- _Document extract_
┄┄┄┄┄┄┄┄┄┄┄┄┄┄┄┄┄┄┄┄

With the US moving firmly away from the rules-based multilateral trading system towards a new emphasis on bilateral wheeling and dealing aimed squarely at advancing American national interest, by hook or crook, the forthcoming Eleventh Ministerial Conference (MC11) of the World Trade Organization (WTO), due to take place in Buenos Aires, Argentina, from 10-13 December, assumes heightened importance.
Regular readers of this column will recall that after the failure of the Tenth Ministerial Conference (MC10), held in Nairobi in December 2015, to reaffirm the centrality of the Doha Development Agenda, I had summed up thus: “Having killed a development-oriented, genuinely multilateral, consensus-based process, a weakening but still powerful hegemon, the US, will seek to assert itself in the twilight of its ascendancy.” (“Message From Nairobi”, 21 December 2015, goo.gl/gkKySe).
Recall that this was my conclusion in the waning days of the Barack Obama presidency in the US—in other words, when the global hegemonic power was still under a president who, at least in theory, believed in global rules and institutions; under Donald Trump, who has averred the primacy of American interests over “globalism”, and favours pragmatic deal-making over institutional rules and niceties, it would be foolish to expect US trade negotiators to play nice in Buenos Aires.
The stakes for India are high. As an emerging power which is a spoke rather than a hub of overlapping preferential bilateral and plurilateral trade deals, India does not have the economic clout of China to go toe-to-toe with the US, and benefits enormously from the rules-based, consensus-driven approach of the WTO.
Outside of the Trans-Pacific Partnership (TPP)—rightly so, as I have argued—and on the fringes of the Chinese-led Regional Comprehensive Economic Partnership (RCEP), India has much to lose if the rules-based system collapses and devolves into a trade policy version of the “Gunfight at the O.K. Corral”, with Trump in the self-appointed role of the town marshal mixing it up with assorted outlaws and baddies, ready to shoot first and ask questions later.
Nor should anyone doubt that enforcer-in-chief Trump means what he says. Having already withdrawn from the TPP on the third full day of his presidency, now, in the crucial renegotiations of the North American Free Trade Agreement (Nafta), triggered by Trump, his chief trade negotiator, US trade representative Robert Lighthizer, has turned the screws on his Canadian and Mexican counterparts, credibly signalling that the US would rather torpedo Nafta than agree to a deal not in keeping with US interests.
None of this bodes well for a languorous tango in Buenos Aires for any of the US’ would-be dance partners.

┄┄┄┄┄┄┄┄┄┄┄┄┄┄┄┄┄┄┄┄

- _Provided information_

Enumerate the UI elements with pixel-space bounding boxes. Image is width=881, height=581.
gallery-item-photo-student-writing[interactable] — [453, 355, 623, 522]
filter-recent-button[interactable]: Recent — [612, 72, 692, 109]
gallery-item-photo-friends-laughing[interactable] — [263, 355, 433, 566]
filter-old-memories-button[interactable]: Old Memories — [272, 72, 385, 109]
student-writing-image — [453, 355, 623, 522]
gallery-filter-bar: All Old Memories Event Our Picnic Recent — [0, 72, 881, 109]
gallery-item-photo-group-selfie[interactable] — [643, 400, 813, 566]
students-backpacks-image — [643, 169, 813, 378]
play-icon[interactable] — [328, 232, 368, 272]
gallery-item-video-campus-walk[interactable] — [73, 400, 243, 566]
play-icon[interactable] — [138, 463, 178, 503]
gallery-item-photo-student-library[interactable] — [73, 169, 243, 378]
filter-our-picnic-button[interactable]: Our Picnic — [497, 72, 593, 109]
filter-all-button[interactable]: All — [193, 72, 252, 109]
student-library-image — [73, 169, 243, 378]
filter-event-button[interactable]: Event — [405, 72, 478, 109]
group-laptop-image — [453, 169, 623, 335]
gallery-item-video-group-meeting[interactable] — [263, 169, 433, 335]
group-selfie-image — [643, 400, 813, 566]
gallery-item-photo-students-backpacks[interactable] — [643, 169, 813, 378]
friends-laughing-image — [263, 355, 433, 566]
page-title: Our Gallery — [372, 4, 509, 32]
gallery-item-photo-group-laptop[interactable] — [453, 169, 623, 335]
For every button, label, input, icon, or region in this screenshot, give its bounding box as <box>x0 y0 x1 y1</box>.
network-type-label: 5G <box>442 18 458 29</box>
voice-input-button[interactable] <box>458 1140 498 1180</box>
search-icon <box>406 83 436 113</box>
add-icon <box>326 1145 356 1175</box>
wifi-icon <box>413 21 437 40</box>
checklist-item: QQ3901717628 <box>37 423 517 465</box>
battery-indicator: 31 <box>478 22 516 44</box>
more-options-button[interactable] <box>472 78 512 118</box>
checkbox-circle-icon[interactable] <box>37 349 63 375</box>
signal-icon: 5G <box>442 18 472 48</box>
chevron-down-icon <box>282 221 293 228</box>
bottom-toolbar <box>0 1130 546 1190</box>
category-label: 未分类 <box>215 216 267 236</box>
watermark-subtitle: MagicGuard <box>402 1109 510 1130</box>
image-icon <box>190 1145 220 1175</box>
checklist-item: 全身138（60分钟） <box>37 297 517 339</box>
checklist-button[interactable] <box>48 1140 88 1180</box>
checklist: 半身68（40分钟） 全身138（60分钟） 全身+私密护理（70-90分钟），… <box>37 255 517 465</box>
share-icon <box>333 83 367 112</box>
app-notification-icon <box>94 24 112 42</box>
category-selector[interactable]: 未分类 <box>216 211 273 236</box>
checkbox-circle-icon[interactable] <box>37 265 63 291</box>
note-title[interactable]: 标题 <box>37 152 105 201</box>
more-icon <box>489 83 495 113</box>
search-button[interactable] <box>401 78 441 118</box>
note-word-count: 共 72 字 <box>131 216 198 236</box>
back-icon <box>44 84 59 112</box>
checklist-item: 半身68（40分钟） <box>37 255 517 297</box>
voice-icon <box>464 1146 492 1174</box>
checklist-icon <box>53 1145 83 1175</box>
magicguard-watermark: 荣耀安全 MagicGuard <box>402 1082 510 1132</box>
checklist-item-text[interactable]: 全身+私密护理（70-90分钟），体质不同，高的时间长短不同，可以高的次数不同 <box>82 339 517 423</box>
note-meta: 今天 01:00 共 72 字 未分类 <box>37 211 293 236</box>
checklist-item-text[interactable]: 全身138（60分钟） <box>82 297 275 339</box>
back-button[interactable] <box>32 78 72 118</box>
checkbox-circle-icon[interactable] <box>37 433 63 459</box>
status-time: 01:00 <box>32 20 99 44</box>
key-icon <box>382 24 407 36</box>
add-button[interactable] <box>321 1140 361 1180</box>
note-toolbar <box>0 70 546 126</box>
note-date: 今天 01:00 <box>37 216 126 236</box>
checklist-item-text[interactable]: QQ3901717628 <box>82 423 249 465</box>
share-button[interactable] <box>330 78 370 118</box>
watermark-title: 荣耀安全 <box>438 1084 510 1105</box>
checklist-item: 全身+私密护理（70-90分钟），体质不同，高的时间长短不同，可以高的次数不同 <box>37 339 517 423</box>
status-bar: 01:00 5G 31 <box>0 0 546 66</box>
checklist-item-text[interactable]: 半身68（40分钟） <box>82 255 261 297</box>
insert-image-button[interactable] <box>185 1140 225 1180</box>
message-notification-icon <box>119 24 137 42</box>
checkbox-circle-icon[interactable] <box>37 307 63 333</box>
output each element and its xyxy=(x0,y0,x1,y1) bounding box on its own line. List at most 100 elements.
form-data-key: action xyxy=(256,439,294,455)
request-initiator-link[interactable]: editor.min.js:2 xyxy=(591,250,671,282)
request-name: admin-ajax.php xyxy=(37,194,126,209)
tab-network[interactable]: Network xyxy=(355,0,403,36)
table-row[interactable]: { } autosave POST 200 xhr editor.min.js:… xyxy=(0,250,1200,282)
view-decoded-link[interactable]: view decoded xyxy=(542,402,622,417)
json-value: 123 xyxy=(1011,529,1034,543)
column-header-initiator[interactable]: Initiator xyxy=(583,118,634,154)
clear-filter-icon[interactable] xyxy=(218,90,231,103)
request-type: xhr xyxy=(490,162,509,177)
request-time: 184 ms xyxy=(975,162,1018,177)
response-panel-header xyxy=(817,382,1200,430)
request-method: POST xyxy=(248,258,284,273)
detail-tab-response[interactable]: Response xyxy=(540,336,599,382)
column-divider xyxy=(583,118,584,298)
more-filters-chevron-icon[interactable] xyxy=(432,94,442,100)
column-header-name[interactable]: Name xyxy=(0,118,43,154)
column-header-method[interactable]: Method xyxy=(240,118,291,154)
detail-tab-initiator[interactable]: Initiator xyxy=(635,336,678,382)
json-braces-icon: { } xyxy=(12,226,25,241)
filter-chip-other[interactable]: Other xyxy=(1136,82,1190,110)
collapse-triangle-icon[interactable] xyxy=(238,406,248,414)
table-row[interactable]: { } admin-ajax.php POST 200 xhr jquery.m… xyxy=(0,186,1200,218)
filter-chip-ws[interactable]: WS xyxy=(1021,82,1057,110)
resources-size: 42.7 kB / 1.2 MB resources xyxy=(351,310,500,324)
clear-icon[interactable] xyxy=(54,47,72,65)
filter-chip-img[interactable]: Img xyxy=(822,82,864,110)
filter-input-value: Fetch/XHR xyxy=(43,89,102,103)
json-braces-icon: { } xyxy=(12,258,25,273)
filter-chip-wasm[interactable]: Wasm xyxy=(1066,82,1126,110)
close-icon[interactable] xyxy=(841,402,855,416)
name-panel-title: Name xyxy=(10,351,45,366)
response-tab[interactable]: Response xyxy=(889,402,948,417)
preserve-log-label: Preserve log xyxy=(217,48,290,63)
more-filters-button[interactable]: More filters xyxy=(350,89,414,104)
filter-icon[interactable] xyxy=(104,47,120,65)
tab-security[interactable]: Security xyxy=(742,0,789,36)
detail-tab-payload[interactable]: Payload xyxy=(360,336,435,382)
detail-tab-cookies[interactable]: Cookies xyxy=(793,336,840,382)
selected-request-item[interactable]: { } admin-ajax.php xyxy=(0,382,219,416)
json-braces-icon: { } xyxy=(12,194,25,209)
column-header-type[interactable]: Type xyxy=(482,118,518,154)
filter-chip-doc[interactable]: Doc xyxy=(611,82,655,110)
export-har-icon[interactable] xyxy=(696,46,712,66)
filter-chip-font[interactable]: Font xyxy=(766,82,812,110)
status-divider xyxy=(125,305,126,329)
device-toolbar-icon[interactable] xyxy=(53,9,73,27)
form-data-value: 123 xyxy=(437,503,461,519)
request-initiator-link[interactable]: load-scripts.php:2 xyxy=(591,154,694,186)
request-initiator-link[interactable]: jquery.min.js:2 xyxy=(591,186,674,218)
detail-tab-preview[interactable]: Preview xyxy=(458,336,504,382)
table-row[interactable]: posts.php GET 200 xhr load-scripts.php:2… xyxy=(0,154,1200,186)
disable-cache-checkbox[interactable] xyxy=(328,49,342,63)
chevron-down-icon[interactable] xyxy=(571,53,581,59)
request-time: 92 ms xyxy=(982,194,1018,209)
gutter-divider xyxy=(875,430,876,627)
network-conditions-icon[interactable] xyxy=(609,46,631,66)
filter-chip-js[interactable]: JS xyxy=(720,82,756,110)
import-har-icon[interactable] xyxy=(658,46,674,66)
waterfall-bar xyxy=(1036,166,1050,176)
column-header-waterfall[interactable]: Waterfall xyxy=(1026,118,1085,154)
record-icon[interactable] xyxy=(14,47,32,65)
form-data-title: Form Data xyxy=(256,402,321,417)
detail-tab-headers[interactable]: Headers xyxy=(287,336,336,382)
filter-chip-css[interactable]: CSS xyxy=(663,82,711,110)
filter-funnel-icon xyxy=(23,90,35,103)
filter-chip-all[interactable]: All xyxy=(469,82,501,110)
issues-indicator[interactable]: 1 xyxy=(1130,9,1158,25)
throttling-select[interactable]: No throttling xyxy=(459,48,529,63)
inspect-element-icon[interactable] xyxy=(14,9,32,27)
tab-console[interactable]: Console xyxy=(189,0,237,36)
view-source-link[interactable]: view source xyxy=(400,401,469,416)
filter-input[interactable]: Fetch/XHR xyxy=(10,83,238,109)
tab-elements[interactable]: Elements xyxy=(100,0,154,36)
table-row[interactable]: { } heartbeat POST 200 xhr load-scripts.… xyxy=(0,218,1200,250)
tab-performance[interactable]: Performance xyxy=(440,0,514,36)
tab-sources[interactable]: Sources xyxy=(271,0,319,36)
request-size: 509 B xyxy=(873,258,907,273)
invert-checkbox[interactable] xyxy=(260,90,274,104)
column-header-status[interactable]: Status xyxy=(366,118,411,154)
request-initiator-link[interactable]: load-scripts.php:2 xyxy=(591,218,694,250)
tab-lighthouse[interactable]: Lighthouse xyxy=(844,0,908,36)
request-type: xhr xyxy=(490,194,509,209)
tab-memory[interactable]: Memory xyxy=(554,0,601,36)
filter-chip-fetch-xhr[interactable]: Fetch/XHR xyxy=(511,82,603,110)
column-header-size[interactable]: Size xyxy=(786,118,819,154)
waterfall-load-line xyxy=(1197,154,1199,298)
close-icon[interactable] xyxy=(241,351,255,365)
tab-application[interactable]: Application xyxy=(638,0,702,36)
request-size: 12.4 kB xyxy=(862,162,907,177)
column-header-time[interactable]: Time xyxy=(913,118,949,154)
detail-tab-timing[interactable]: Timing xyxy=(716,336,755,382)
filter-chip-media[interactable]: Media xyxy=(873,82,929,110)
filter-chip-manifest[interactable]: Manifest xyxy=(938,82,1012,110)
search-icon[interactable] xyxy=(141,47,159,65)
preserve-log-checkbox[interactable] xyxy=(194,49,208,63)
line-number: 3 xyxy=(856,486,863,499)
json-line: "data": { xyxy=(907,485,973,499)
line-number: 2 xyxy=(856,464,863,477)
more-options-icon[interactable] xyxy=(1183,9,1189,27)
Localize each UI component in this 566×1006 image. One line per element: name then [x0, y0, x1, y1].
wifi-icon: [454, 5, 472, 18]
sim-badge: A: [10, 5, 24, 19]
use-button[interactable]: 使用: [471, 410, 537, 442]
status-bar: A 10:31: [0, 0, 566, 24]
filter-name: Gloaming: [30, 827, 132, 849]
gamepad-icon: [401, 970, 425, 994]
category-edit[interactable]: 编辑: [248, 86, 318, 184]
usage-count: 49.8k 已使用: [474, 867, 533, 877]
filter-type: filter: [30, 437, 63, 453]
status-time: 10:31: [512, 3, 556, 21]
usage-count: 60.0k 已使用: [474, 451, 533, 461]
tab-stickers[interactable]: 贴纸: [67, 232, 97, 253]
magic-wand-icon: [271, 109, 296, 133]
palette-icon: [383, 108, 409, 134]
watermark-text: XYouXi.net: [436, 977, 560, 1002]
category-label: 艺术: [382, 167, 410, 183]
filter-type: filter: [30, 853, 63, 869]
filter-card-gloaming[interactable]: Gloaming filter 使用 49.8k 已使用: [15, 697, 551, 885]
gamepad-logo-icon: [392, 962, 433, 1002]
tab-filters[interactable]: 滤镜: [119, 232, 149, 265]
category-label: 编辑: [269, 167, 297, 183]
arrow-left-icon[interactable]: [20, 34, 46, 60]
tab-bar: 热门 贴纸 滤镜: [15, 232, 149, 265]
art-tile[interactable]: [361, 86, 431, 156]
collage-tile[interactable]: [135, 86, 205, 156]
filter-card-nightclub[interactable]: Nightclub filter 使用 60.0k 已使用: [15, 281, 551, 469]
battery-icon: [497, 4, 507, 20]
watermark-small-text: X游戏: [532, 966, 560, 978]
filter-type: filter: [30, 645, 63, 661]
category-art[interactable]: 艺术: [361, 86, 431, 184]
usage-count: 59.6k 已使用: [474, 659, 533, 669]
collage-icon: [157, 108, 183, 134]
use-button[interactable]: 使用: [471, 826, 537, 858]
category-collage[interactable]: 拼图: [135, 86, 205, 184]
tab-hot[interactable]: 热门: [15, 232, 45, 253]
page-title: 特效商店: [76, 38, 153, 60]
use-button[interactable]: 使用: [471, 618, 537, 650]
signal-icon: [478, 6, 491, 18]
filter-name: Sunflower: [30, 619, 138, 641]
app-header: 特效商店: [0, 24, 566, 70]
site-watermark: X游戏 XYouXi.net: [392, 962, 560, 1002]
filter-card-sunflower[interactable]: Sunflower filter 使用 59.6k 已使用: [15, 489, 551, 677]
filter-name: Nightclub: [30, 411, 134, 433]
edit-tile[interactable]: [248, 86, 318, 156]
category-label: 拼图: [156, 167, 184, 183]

┄┄┄┄┄┄┄┄┄┄┄┄┄┄┄┄┄┄┄┄

- _Exercise tasks_
1 – Return the listing's lines word for word, from its first line through the line holding "students-backpacks-image — [643, 169, 813, 378]", both ends included.
2 – Write the next part of the column on the WTO conference in Buenos Aires, picking up after its final sentence.
The column and the listing have nothing to do with each other.

- _The replies_
1 –
Enumerate the UI elements with pixel-space bounding boxes. Image is width=881, height=581.
gallery-item-photo-student-writing[interactable] — [453, 355, 623, 522]
filter-recent-button[interactable]: Recent — [612, 72, 692, 109]
gallery-item-photo-friends-laughing[interactable] — [263, 355, 433, 566]
filter-old-memories-button[interactable]: Old Memories — [272, 72, 385, 109]
student-writing-image — [453, 355, 623, 522]
gallery-filter-bar: All Old Memories Event Our Picnic Recent — [0, 72, 881, 109]
gallery-item-photo-group-selfie[interactable] — [643, 400, 813, 566]
students-backpacks-image — [643, 169, 813, 378]

2 –
To his credit, Suresh Prabhu, the new Union minister of commerce and industry, has been making all the right noises in the lead-up to MC11—striking a note of pragmatism and moderating expectations, while at the same time insisting that India will pursue its national economic interest and draw red lines where necessary. This tempered rhetoric—we will have to wait and see if it is matched by reality—is a refreshing contrast to the somewhat more dogmatic and less agile tone struck by his predecessor in the role, Nirmala Sitharaman.
Prabhu’s work in Buenos Aires is cut out for him. As reported in this newspaper on 25 November, the US apparently blocked attempts to agree on a draft ministerial declaration for MC11 which would have reaffirmed the centrality of the WTO in global trade liberalization as well as blocking reference to the Doha Development Agenda as a central goal of the WTO. There is, thus, a real possibility that the US will play spoiler and block any sort of meaningful ministerial declaration as the MC11 negotiations play out.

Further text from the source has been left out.